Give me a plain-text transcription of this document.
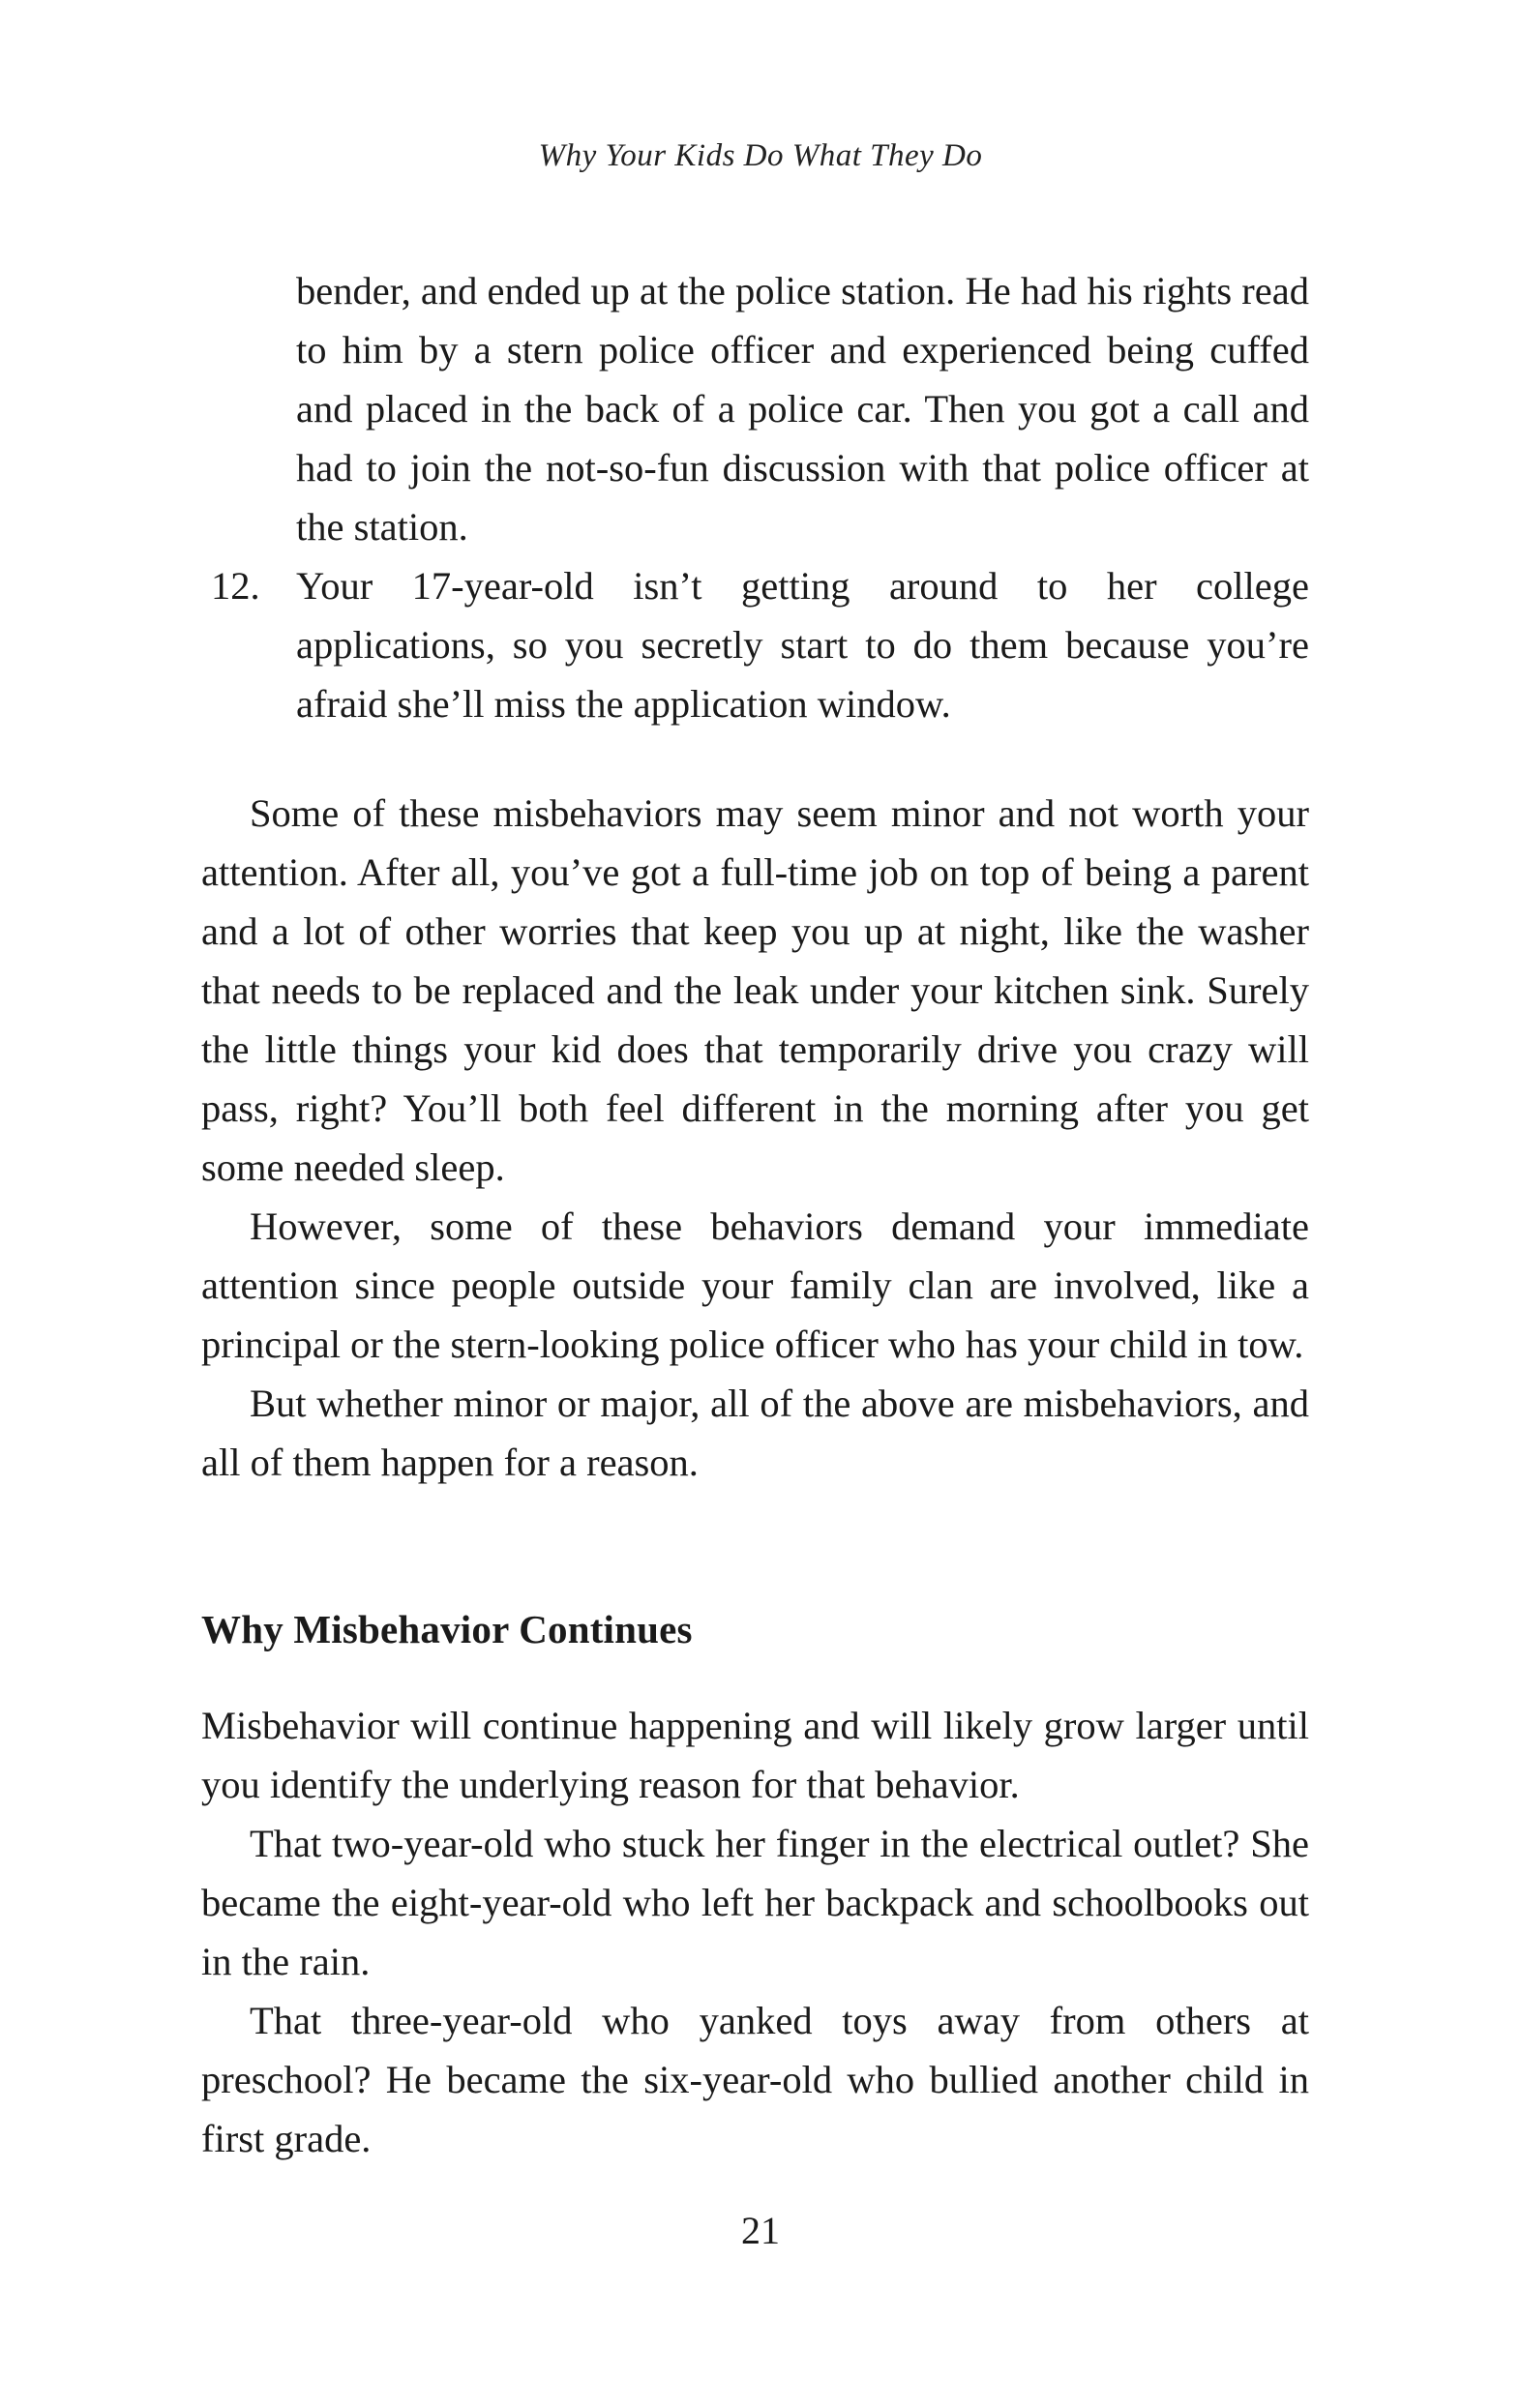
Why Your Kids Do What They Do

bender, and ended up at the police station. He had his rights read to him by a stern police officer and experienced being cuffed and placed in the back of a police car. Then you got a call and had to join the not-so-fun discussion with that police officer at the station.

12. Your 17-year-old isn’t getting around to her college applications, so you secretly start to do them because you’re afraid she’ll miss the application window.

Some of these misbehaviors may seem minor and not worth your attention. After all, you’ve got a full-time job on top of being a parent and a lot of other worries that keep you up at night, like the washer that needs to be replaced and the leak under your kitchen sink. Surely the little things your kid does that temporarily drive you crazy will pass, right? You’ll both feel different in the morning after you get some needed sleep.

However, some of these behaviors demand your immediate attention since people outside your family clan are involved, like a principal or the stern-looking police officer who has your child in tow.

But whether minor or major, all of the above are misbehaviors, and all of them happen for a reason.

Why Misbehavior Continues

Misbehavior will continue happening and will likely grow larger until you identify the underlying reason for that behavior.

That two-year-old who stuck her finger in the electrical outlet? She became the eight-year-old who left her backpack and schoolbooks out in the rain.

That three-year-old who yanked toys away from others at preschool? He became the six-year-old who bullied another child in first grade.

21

+++

#### To be done:
All of the entries above should be copied exactly, except for the pictures.

#### Problem solution:
Give me a plain-text transcription of this document.
Why Your Kids Do What They Do

bender, and ended up at the police station. He had his rights read to him by a stern police officer and experienced being cuffed and placed in the back of a police car. Then you got a call and had to join the not-so-fun discussion with that police officer at the station.

12. Your 17-year-old isn’t getting around to her college applications, so you secretly start to do them because you’re afraid she’ll miss the application window.

Some of these misbehaviors may seem minor and not worth your attention. After all, you’ve got a full-time job on top of being a parent and a lot of other worries that keep you up at night, like the washer that needs to be replaced and the leak under your kitchen sink. Surely the little things your kid does that temporarily drive you crazy will pass, right? You’ll both feel different in the morning after you get some needed sleep.

However, some of these behaviors demand your immediate attention since people outside your family clan are involved, like a principal or the stern-looking police officer who has your child in tow.

But whether minor or major, all of the above are misbehaviors, and all of them happen for a reason.

Why Misbehavior Continues

Misbehavior will continue happening and will likely grow larger until you identify the underlying reason for that behavior.

That two-year-old who stuck her finger in the electrical outlet? She became the eight-year-old who left her backpack and schoolbooks out in the rain.

That three-year-old who yanked toys away from others at preschool? He became the six-year-old who bullied another child in first grade.

21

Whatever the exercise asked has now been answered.